------ ENTRIES

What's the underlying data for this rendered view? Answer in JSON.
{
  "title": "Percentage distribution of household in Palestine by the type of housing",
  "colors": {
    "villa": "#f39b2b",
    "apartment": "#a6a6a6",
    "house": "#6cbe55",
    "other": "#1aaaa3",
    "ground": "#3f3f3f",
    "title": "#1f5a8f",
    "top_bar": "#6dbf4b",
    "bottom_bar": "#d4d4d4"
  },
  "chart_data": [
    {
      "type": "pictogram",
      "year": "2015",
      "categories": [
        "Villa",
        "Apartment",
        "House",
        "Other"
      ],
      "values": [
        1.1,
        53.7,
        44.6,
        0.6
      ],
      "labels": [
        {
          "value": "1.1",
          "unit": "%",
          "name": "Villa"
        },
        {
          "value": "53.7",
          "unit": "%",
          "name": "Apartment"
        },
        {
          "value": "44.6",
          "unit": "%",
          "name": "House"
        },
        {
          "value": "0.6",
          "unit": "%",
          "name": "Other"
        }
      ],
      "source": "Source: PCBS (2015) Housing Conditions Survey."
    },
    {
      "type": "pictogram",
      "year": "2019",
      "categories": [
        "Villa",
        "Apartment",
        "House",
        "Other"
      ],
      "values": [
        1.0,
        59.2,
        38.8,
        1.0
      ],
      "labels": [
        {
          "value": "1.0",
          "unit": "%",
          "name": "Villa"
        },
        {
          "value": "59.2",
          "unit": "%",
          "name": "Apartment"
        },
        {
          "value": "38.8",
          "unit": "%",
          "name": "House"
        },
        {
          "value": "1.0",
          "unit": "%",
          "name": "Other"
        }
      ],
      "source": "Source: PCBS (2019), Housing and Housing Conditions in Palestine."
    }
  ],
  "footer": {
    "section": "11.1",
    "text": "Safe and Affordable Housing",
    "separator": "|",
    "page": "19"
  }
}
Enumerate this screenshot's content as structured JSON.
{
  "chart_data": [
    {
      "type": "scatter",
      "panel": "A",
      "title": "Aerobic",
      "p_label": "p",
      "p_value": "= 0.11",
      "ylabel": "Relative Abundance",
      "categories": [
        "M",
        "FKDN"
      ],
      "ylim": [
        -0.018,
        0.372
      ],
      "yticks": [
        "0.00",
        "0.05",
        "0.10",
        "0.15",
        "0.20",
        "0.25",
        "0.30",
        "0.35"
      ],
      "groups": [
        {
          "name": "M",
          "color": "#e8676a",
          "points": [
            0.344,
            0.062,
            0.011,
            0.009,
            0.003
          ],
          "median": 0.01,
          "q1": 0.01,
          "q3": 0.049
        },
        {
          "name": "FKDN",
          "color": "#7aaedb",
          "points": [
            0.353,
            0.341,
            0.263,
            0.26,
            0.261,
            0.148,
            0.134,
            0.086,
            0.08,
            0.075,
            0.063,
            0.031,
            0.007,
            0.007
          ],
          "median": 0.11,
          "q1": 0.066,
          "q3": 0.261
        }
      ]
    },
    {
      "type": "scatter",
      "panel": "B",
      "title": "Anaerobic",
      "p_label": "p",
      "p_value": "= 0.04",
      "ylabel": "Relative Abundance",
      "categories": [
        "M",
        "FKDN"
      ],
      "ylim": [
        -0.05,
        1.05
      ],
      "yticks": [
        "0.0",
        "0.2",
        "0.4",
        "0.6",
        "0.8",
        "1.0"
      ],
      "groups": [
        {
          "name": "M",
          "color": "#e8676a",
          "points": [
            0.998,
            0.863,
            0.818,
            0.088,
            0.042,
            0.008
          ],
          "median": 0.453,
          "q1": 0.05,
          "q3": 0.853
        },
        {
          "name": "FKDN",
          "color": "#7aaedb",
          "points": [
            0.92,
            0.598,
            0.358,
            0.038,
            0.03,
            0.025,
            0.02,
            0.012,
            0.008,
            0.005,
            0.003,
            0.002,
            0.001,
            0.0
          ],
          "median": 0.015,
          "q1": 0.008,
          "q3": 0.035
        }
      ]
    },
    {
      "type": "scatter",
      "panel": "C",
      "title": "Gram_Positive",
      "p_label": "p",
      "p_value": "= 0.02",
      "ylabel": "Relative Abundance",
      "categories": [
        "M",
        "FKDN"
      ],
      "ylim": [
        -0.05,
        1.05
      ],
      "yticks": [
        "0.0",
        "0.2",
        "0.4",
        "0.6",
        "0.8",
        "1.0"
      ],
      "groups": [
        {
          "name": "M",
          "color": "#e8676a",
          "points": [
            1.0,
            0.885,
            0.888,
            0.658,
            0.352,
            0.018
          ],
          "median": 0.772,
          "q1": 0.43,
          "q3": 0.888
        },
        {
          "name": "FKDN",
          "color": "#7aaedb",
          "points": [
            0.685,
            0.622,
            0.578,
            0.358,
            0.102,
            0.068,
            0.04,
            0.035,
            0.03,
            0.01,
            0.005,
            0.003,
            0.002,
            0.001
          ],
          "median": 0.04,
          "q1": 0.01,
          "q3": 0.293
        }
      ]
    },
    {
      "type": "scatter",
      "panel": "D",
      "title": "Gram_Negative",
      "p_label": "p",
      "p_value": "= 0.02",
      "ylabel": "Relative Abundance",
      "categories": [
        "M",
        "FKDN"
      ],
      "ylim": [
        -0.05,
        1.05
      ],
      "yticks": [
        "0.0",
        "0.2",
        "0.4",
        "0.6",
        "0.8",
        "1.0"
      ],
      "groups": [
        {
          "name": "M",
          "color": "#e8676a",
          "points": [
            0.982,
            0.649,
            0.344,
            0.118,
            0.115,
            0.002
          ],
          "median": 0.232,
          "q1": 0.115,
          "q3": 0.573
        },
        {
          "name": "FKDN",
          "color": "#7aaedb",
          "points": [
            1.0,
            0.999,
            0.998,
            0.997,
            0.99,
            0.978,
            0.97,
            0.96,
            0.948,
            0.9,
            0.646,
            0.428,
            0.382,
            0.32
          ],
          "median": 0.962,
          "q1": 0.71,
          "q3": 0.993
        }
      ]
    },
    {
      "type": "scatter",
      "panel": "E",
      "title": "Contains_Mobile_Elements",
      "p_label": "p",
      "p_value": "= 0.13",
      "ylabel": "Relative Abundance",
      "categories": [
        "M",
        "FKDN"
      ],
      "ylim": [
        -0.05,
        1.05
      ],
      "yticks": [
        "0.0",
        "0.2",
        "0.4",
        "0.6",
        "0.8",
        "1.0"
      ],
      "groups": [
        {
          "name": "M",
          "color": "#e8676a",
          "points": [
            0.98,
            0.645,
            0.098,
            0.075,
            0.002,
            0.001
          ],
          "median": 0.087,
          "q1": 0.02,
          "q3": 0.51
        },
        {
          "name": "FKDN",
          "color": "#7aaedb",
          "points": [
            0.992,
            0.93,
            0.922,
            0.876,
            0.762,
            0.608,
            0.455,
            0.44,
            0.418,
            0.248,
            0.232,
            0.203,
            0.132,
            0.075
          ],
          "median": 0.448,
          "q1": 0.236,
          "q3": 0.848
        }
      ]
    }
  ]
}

------------

→ WRITTEN REQUEST: Return every entry verbatim.

→ RIGHT ANSWER:
What's the underlying data for this rendered view? Answer in JSON.
{
  "title": "Percentage distribution of household in Palestine by the type of housing",
  "colors": {
    "villa": "#f39b2b",
    "apartment": "#a6a6a6",
    "house": "#6cbe55",
    "other": "#1aaaa3",
    "ground": "#3f3f3f",
    "title": "#1f5a8f",
    "top_bar": "#6dbf4b",
    "bottom_bar": "#d4d4d4"
  },
  "chart_data": [
    {
      "type": "pictogram",
      "year": "2015",
      "categories": [
        "Villa",
        "Apartment",
        "House",
        "Other"
      ],
      "values": [
        1.1,
        53.7,
        44.6,
        0.6
      ],
      "labels": [
        {
          "value": "1.1",
          "unit": "%",
          "name": "Villa"
        },
        {
          "value": "53.7",
          "unit": "%",
          "name": "Apartment"
        },
        {
          "value": "44.6",
          "unit": "%",
          "name": "House"
        },
        {
          "value": "0.6",
          "unit": "%",
          "name": "Other"
        }
      ],
      "source": "Source: PCBS (2015) Housing Conditions Survey."
    },
    {
      "type": "pictogram",
      "year": "2019",
      "categories": [
        "Villa",
        "Apartment",
        "House",
        "Other"
      ],
      "values": [
        1.0,
        59.2,
        38.8,
        1.0
      ],
      "labels": [
        {
          "value": "1.0",
          "unit": "%",
          "name": "Villa"
        },
        {
          "value": "59.2",
          "unit": "%",
          "name": "Apartment"
        },
        {
          "value": "38.8",
          "unit": "%",
          "name": "House"
        },
        {
          "value": "1.0",
          "unit": "%",
          "name": "Other"
        }
      ],
      "source": "Source: PCBS (2019), Housing and Housing Conditions in Palestine."
    }
  ],
  "footer": {
    "section": "11.1",
    "text": "Safe and Affordable Housing",
    "separator": "|",
    "page": "19"
  }
}
Enumerate this screenshot's content as structured JSON.
{
  "chart_data": [
    {
      "type": "scatter",
      "panel": "A",
      "title": "Aerobic",
      "p_label": "p",
      "p_value": "= 0.11",
      "ylabel": "Relative Abundance",
      "categories": [
        "M",
        "FKDN"
      ],
      "ylim": [
        -0.018,
        0.372
      ],
      "yticks": [
        "0.00",
        "0.05",
        "0.10",
        "0.15",
        "0.20",
        "0.25",
        "0.30",
        "0.35"
      ],
      "groups": [
        {
          "name": "M",
          "color": "#e8676a",
          "points": [
            0.344,
            0.062,
            0.011,
            0.009,
            0.003
          ],
          "median": 0.01,
          "q1": 0.01,
          "q3": 0.049
        },
        {
          "name": "FKDN",
          "color": "#7aaedb",
          "points": [
            0.353,
            0.341,
            0.263,
            0.26,
            0.261,
            0.148,
            0.134,
            0.086,
            0.08,
            0.075,
            0.063,
            0.031,
            0.007,
            0.007
          ],
          "median": 0.11,
          "q1": 0.066,
          "q3": 0.261
        }
      ]
    },
    {
      "type": "scatter",
      "panel": "B",
      "title": "Anaerobic",
      "p_label": "p",
      "p_value": "= 0.04",
      "ylabel": "Relative Abundance",
      "categories": [
        "M",
        "FKDN"
      ],
      "ylim": [
        -0.05,
        1.05
      ],
      "yticks": [
        "0.0",
        "0.2",
        "0.4",
        "0.6",
        "0.8",
        "1.0"
      ],
      "groups": [
        {
          "name": "M",
          "color": "#e8676a",
          "points": [
            0.998,
            0.863,
            0.818,
            0.088,
            0.042,
            0.008
          ],
          "median": 0.453,
          "q1": 0.05,
          "q3": 0.853
        },
        {
          "name": "FKDN",
          "color": "#7aaedb",
          "points": [
            0.92,
            0.598,
            0.358,
            0.038,
            0.03,
            0.025,
            0.02,
            0.012,
            0.008,
            0.005,
            0.003,
            0.002,
            0.001,
            0.0
          ],
          "median": 0.015,
          "q1": 0.008,
          "q3": 0.035
        }
      ]
    },
    {
      "type": "scatter",
      "panel": "C",
      "title": "Gram_Positive",
      "p_label": "p",
      "p_value": "= 0.02",
      "ylabel": "Relative Abundance",
      "categories": [
        "M",
        "FKDN"
      ],
      "ylim": [
        -0.05,
        1.05
      ],
      "yticks": [
        "0.0",
        "0.2",
        "0.4",
        "0.6",
        "0.8",
        "1.0"
      ],
      "groups": [
        {
          "name": "M",
          "color": "#e8676a",
          "points": [
            1.0,
            0.885,
            0.888,
            0.658,
            0.352,
            0.018
          ],
          "median": 0.772,
          "q1": 0.43,
          "q3": 0.888
        },
        {
          "name": "FKDN",
          "color": "#7aaedb",
          "points": [
            0.685,
            0.622,
            0.578,
            0.358,
            0.102,
            0.068,
            0.04,
            0.035,
            0.03,
            0.01,
            0.005,
            0.003,
            0.002,
            0.001
          ],
          "median": 0.04,
          "q1": 0.01,
          "q3": 0.293
        }
      ]
    },
    {
      "type": "scatter",
      "panel": "D",
      "title": "Gram_Negative",
      "p_label": "p",
      "p_value": "= 0.02",
      "ylabel": "Relative Abundance",
      "categories": [
        "M",
        "FKDN"
      ],
      "ylim": [
        -0.05,
        1.05
      ],
      "yticks": [
        "0.0",
        "0.2",
        "0.4",
        "0.6",
        "0.8",
        "1.0"
      ],
      "groups": [
        {
          "name": "M",
          "color": "#e8676a",
          "points": [
            0.982,
            0.649,
            0.344,
            0.118,
            0.115,
            0.002
          ],
          "median": 0.232,
          "q1": 0.115,
          "q3": 0.573
        },
        {
          "name": "FKDN",
          "color": "#7aaedb",
          "points": [
            1.0,
            0.999,
            0.998,
            0.997,
            0.99,
            0.978,
            0.97,
            0.96,
            0.948,
            0.9,
            0.646,
            0.428,
            0.382,
            0.32
          ],
          "median": 0.962,
          "q1": 0.71,
          "q3": 0.993
        }
      ]
    },
    {
      "type": "scatter",
      "panel": "E",
      "title": "Contains_Mobile_Elements",
      "p_label": "p",
      "p_value": "= 0.13",
      "ylabel": "Relative Abundance",
      "categories": [
        "M",
        "FKDN"
      ],
      "ylim": [
        -0.05,
        1.05
      ],
      "yticks": [
        "0.0",
        "0.2",
        "0.4",
        "0.6",
        "0.8",
        "1.0"
      ],
      "groups": [
        {
          "name": "M",
          "color": "#e8676a",
          "points": [
            0.98,
            0.645,
            0.098,
            0.075,
            0.002,
            0.001
          ],
          "median": 0.087,
          "q1": 0.02,
          "q3": 0.51
        },
        {
          "name": "FKDN",
          "color": "#7aaedb",
          "points": [
            0.992,
            0.93,
            0.922,
            0.876,
            0.762,
            0.608,
            0.455,
            0.44,
            0.418,
            0.248,
            0.232,
            0.203,
            0.132,
            0.075
          ],
          "median": 0.448,
          "q1": 0.236,
          "q3": 0.848
        }
      ]
    }
  ]
}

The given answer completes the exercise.